▶ **YOUR OBJECTIVE**: Find every line with the word "Condition". Copy those lines.
start
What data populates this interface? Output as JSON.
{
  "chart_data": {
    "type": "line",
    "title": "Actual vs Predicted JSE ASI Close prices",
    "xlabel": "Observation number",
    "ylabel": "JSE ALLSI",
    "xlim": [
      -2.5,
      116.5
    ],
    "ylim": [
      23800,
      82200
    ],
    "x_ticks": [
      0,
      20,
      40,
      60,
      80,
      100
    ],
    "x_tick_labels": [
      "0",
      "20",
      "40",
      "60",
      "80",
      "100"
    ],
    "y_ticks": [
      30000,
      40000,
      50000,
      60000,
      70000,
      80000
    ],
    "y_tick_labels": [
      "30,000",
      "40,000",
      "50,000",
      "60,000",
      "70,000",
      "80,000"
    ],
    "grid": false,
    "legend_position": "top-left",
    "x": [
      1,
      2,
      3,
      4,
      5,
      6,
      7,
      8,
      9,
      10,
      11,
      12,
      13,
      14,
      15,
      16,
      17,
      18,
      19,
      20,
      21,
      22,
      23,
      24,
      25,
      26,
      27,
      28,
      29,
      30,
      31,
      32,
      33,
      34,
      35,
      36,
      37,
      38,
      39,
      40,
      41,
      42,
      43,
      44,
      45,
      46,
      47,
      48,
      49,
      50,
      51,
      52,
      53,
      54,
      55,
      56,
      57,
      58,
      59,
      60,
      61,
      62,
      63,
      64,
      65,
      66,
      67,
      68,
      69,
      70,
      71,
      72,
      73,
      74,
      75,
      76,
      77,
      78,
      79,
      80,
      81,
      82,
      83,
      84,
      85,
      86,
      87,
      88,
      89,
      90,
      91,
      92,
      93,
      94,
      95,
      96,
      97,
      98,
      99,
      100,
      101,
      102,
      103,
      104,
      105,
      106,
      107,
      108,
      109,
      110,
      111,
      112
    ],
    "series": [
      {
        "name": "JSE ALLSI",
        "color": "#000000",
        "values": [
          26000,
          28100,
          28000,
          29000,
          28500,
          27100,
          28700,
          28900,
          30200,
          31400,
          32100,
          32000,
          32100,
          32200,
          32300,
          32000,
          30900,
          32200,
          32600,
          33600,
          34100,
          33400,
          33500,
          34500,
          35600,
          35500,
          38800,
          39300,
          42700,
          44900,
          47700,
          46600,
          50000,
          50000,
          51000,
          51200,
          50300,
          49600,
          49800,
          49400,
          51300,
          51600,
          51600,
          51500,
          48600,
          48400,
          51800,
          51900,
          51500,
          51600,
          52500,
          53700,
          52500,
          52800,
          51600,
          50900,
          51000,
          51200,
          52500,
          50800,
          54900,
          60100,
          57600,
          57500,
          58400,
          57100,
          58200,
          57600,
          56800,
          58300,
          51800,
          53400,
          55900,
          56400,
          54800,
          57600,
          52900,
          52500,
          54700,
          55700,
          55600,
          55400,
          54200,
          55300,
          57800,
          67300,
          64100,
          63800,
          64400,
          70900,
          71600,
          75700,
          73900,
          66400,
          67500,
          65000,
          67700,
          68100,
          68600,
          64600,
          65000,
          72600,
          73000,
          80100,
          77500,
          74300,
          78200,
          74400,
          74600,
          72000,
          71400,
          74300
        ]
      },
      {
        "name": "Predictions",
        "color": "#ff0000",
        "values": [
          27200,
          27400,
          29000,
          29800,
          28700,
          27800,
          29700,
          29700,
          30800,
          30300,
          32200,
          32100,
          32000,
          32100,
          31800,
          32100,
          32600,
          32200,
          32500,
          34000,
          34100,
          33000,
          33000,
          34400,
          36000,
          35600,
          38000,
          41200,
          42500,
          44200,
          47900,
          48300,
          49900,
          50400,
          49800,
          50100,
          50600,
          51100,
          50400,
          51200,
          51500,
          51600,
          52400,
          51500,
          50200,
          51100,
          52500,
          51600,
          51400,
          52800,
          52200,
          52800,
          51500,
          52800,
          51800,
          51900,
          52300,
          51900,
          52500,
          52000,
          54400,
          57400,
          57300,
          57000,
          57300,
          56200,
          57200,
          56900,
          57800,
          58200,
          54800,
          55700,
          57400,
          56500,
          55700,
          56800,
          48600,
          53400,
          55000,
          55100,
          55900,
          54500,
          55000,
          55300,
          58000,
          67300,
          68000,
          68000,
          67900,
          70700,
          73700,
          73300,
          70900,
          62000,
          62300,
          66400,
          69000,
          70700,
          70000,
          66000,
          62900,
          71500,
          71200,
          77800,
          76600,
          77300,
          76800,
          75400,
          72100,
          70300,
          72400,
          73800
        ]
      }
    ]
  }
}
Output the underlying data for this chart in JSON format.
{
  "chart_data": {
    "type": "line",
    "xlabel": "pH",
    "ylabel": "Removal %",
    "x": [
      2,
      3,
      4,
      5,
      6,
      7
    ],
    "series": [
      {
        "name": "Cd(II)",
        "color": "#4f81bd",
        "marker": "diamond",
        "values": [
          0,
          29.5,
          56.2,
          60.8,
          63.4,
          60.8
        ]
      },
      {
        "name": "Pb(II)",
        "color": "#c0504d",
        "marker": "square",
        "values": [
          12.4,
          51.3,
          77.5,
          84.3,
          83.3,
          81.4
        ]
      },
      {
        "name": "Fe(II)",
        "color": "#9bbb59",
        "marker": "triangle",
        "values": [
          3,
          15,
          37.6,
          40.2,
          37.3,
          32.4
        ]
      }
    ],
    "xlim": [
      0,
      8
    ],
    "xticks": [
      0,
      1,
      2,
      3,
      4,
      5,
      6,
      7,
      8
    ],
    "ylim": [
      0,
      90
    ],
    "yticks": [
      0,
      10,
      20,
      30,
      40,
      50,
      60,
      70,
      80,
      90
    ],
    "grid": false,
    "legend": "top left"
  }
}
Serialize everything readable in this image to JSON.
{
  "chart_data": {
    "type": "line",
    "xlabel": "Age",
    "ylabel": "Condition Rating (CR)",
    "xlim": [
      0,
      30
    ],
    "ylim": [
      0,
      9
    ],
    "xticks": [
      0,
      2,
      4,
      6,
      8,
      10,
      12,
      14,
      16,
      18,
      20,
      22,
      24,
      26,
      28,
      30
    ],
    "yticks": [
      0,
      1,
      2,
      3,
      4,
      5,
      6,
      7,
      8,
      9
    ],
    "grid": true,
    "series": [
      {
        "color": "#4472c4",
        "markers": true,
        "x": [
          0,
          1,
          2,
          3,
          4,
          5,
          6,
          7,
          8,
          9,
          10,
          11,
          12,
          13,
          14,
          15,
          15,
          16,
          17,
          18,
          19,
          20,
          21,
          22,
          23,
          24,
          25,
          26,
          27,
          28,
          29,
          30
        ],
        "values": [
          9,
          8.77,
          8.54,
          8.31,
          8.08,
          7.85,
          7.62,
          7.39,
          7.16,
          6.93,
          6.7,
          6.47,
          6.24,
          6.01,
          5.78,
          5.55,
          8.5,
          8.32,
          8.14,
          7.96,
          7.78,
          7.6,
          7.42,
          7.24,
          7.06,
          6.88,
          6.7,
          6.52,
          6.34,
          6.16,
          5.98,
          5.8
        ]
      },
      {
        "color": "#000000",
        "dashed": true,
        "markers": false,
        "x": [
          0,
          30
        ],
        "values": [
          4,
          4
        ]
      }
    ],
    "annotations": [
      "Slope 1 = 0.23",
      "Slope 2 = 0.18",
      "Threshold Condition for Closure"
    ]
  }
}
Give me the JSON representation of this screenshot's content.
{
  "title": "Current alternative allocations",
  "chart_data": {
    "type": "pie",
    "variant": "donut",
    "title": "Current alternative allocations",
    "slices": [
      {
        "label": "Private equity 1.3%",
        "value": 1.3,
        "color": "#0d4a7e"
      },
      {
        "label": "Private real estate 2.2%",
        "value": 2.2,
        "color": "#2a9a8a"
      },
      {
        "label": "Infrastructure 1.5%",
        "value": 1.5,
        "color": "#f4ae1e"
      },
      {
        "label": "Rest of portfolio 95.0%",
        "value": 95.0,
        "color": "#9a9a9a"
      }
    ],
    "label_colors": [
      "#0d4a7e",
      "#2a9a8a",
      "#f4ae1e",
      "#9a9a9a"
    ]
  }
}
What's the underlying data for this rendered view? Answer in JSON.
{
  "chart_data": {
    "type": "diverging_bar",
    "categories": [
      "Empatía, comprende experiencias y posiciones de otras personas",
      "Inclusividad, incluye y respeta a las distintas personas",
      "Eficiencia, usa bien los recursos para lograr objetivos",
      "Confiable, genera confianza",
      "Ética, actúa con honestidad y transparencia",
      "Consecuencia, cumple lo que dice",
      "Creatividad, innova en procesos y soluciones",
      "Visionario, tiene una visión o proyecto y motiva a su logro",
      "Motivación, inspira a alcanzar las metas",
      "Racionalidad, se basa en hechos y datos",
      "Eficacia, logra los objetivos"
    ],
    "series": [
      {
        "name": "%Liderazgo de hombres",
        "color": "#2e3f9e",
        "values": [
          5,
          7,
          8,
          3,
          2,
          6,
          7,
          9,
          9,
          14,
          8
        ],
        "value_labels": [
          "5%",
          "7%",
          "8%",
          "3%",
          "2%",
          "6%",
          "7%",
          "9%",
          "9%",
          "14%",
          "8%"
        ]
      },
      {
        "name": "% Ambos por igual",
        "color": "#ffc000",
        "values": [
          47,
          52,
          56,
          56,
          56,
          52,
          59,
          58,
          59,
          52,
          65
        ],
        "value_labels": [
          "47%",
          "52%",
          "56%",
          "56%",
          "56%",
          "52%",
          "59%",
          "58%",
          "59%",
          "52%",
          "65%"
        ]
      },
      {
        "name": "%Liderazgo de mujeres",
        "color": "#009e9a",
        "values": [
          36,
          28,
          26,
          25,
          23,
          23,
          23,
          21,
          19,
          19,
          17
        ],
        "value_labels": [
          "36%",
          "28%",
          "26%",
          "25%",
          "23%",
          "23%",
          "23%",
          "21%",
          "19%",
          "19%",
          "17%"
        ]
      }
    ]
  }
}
end
▶ **EXERCISE ANSWER**:
    "ylabel": "Condition Rating (CR)",
      "Threshold Condition for Closure"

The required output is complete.